_Data provided_
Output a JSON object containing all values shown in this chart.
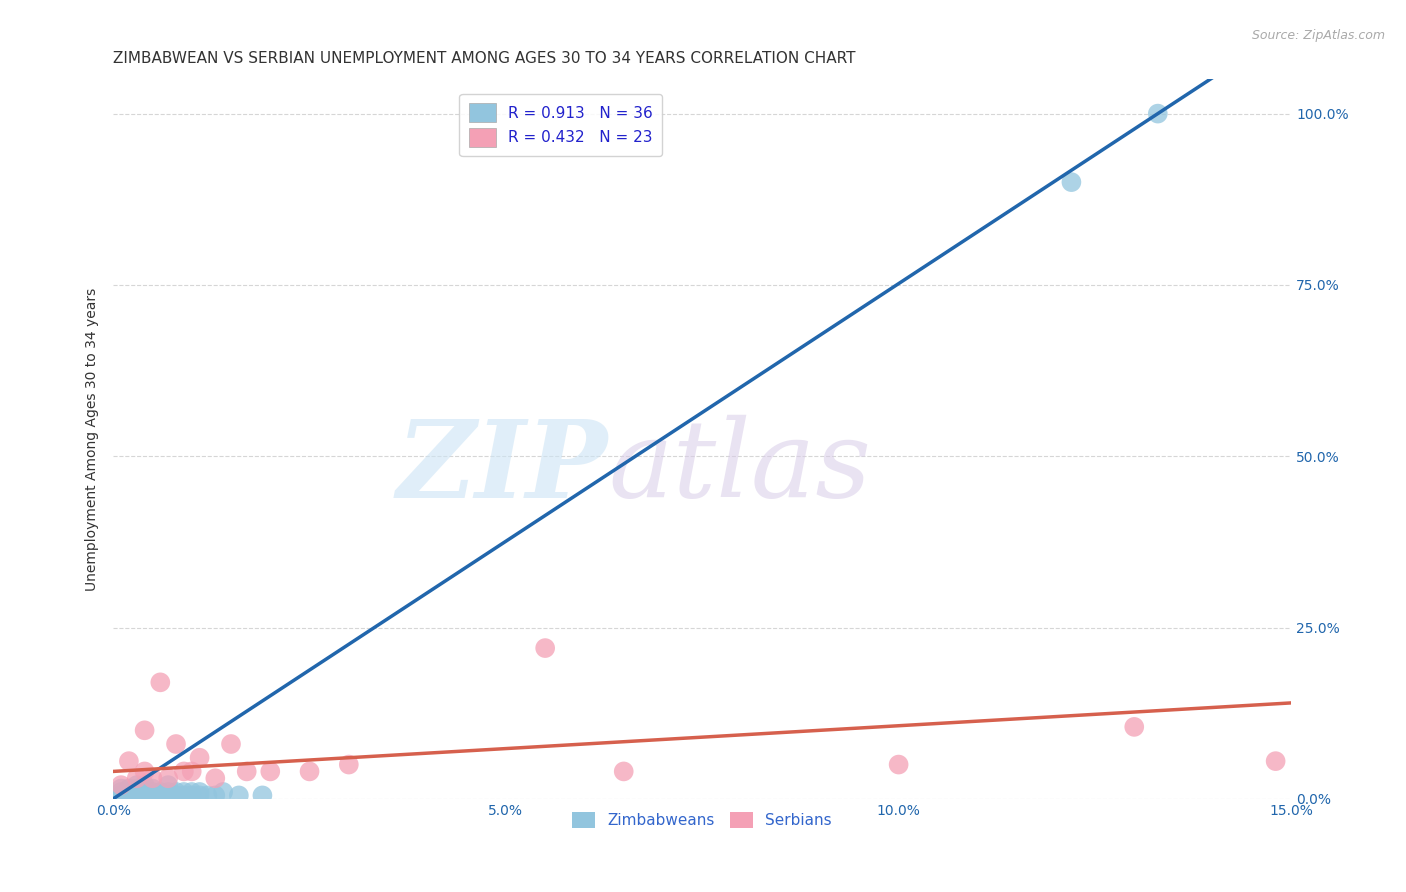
{
  "title": "ZIMBABWEAN VS SERBIAN UNEMPLOYMENT AMONG AGES 30 TO 34 YEARS CORRELATION CHART",
  "source": "Source: ZipAtlas.com",
  "ylabel": "Unemployment Among Ages 30 to 34 years",
  "xlim": [
    0,
    0.15
  ],
  "ylim": [
    0,
    1.05
  ],
  "xticks": [
    0.0,
    0.05,
    0.1,
    0.15
  ],
  "yticks": [
    0.0,
    0.25,
    0.5,
    0.75,
    1.0
  ],
  "xtick_labels": [
    "0.0%",
    "5.0%",
    "10.0%",
    "15.0%"
  ],
  "ytick_labels": [
    "0.0%",
    "25.0%",
    "50.0%",
    "75.0%",
    "100.0%"
  ],
  "zim_color": "#92c5de",
  "zim_line_color": "#2166ac",
  "serb_color": "#f4a0b5",
  "serb_line_color": "#d6604d",
  "R_zim": 0.913,
  "N_zim": 36,
  "R_serb": 0.432,
  "N_serb": 23,
  "background_color": "#ffffff",
  "grid_color": "#cccccc",
  "zim_x": [
    0.001,
    0.001,
    0.001,
    0.002,
    0.002,
    0.002,
    0.003,
    0.003,
    0.003,
    0.003,
    0.004,
    0.004,
    0.004,
    0.005,
    0.005,
    0.005,
    0.006,
    0.006,
    0.007,
    0.007,
    0.007,
    0.008,
    0.008,
    0.009,
    0.009,
    0.01,
    0.01,
    0.011,
    0.011,
    0.012,
    0.013,
    0.014,
    0.016,
    0.019,
    0.122,
    0.133
  ],
  "zim_y": [
    0.005,
    0.01,
    0.015,
    0.005,
    0.01,
    0.015,
    0.005,
    0.01,
    0.015,
    0.02,
    0.005,
    0.01,
    0.02,
    0.005,
    0.01,
    0.015,
    0.005,
    0.01,
    0.005,
    0.01,
    0.02,
    0.005,
    0.01,
    0.005,
    0.01,
    0.005,
    0.01,
    0.005,
    0.01,
    0.005,
    0.005,
    0.01,
    0.005,
    0.005,
    0.9,
    1.0
  ],
  "serb_x": [
    0.001,
    0.002,
    0.003,
    0.004,
    0.004,
    0.005,
    0.006,
    0.007,
    0.008,
    0.009,
    0.01,
    0.011,
    0.013,
    0.015,
    0.017,
    0.02,
    0.025,
    0.03,
    0.055,
    0.065,
    0.1,
    0.13,
    0.148
  ],
  "serb_y": [
    0.02,
    0.055,
    0.03,
    0.1,
    0.04,
    0.03,
    0.17,
    0.03,
    0.08,
    0.04,
    0.04,
    0.06,
    0.03,
    0.08,
    0.04,
    0.04,
    0.04,
    0.05,
    0.22,
    0.04,
    0.05,
    0.105,
    0.055
  ],
  "legend_labels": [
    "Zimbabweans",
    "Serbians"
  ],
  "title_fontsize": 11,
  "axis_label_fontsize": 10,
  "tick_fontsize": 10,
  "legend_fontsize": 11
}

_Exercise brief_
Without including any picture, retype the entries exactly.

_Solution below_
Output a JSON object containing all values shown in this chart.
{
  "title": "ZIMBABWEAN VS SERBIAN UNEMPLOYMENT AMONG AGES 30 TO 34 YEARS CORRELATION CHART",
  "source": "Source: ZipAtlas.com",
  "ylabel": "Unemployment Among Ages 30 to 34 years",
  "xlim": [
    0,
    0.15
  ],
  "ylim": [
    0,
    1.05
  ],
  "xticks": [
    0.0,
    0.05,
    0.1,
    0.15
  ],
  "yticks": [
    0.0,
    0.25,
    0.5,
    0.75,
    1.0
  ],
  "xtick_labels": [
    "0.0%",
    "5.0%",
    "10.0%",
    "15.0%"
  ],
  "ytick_labels": [
    "0.0%",
    "25.0%",
    "50.0%",
    "75.0%",
    "100.0%"
  ],
  "zim_color": "#92c5de",
  "zim_line_color": "#2166ac",
  "serb_color": "#f4a0b5",
  "serb_line_color": "#d6604d",
  "R_zim": 0.913,
  "N_zim": 36,
  "R_serb": 0.432,
  "N_serb": 23,
  "background_color": "#ffffff",
  "grid_color": "#cccccc",
  "zim_x": [
    0.001,
    0.001,
    0.001,
    0.002,
    0.002,
    0.002,
    0.003,
    0.003,
    0.003,
    0.003,
    0.004,
    0.004,
    0.004,
    0.005,
    0.005,
    0.005,
    0.006,
    0.006,
    0.007,
    0.007,
    0.007,
    0.008,
    0.008,
    0.009,
    0.009,
    0.01,
    0.01,
    0.011,
    0.011,
    0.012,
    0.013,
    0.014,
    0.016,
    0.019,
    0.122,
    0.133
  ],
  "zim_y": [
    0.005,
    0.01,
    0.015,
    0.005,
    0.01,
    0.015,
    0.005,
    0.01,
    0.015,
    0.02,
    0.005,
    0.01,
    0.02,
    0.005,
    0.01,
    0.015,
    0.005,
    0.01,
    0.005,
    0.01,
    0.02,
    0.005,
    0.01,
    0.005,
    0.01,
    0.005,
    0.01,
    0.005,
    0.01,
    0.005,
    0.005,
    0.01,
    0.005,
    0.005,
    0.9,
    1.0
  ],
  "serb_x": [
    0.001,
    0.002,
    0.003,
    0.004,
    0.004,
    0.005,
    0.006,
    0.007,
    0.008,
    0.009,
    0.01,
    0.011,
    0.013,
    0.015,
    0.017,
    0.02,
    0.025,
    0.03,
    0.055,
    0.065,
    0.1,
    0.13,
    0.148
  ],
  "serb_y": [
    0.02,
    0.055,
    0.03,
    0.1,
    0.04,
    0.03,
    0.17,
    0.03,
    0.08,
    0.04,
    0.04,
    0.06,
    0.03,
    0.08,
    0.04,
    0.04,
    0.04,
    0.05,
    0.22,
    0.04,
    0.05,
    0.105,
    0.055
  ],
  "legend_labels": [
    "Zimbabweans",
    "Serbians"
  ],
  "title_fontsize": 11,
  "axis_label_fontsize": 10,
  "tick_fontsize": 10,
  "legend_fontsize": 11
}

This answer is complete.